▸ **WORK REQUIRED**: Count the lines in the items below that contain the string "Greatham", and reply with that number alone.

== EXTRACTED MATERIAL ==

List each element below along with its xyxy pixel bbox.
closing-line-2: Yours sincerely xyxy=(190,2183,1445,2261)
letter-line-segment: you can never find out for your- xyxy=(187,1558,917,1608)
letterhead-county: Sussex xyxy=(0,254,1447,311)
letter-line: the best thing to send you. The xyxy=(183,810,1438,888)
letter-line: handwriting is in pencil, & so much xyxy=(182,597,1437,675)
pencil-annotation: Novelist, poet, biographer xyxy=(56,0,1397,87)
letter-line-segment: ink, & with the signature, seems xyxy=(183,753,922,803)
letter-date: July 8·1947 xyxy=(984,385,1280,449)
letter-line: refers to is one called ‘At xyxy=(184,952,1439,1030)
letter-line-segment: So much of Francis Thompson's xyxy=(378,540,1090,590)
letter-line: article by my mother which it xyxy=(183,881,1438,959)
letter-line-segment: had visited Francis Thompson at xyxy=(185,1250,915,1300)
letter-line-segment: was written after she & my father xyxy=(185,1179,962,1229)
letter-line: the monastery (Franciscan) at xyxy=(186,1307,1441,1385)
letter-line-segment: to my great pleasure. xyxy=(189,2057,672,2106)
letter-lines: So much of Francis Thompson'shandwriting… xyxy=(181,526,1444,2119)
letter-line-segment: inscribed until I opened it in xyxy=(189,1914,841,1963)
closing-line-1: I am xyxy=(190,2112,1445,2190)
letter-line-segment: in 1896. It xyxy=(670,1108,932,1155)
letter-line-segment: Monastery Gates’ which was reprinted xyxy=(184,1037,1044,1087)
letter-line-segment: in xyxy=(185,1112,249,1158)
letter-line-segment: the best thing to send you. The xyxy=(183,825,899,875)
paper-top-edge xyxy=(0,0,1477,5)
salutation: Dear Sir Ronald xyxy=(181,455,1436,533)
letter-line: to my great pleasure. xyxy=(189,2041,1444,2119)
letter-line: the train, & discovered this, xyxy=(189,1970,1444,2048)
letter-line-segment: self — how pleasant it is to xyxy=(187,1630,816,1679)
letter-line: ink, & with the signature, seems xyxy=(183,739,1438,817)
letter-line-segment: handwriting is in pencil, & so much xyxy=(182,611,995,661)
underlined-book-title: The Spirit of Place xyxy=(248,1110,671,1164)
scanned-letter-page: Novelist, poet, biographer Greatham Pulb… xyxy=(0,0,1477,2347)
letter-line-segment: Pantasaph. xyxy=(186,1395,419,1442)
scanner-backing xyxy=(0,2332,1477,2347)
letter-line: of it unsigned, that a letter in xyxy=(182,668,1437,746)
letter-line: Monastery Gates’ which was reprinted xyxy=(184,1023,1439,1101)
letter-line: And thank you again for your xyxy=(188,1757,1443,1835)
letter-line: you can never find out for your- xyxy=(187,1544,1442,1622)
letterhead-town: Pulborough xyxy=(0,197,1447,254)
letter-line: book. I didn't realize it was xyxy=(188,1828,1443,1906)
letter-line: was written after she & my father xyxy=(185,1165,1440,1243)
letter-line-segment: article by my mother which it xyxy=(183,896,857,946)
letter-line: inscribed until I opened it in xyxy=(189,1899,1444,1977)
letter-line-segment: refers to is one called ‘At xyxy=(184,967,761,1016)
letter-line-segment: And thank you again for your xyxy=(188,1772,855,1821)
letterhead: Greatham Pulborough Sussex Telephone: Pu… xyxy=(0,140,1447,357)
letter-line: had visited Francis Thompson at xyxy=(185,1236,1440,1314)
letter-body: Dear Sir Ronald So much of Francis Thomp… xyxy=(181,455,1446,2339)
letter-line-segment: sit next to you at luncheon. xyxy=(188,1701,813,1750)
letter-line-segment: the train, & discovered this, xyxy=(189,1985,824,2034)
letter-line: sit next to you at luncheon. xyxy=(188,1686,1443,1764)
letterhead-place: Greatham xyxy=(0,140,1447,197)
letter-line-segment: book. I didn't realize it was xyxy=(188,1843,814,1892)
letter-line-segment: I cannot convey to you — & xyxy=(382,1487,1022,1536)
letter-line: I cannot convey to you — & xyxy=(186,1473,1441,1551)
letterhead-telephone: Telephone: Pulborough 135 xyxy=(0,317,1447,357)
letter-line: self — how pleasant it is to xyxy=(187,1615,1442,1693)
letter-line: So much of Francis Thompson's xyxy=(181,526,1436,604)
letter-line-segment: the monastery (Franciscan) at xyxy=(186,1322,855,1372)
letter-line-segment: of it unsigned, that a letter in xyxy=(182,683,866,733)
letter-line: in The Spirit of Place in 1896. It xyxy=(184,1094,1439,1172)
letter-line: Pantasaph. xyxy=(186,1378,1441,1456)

===

▸ **SOLUTION BELOW**: 3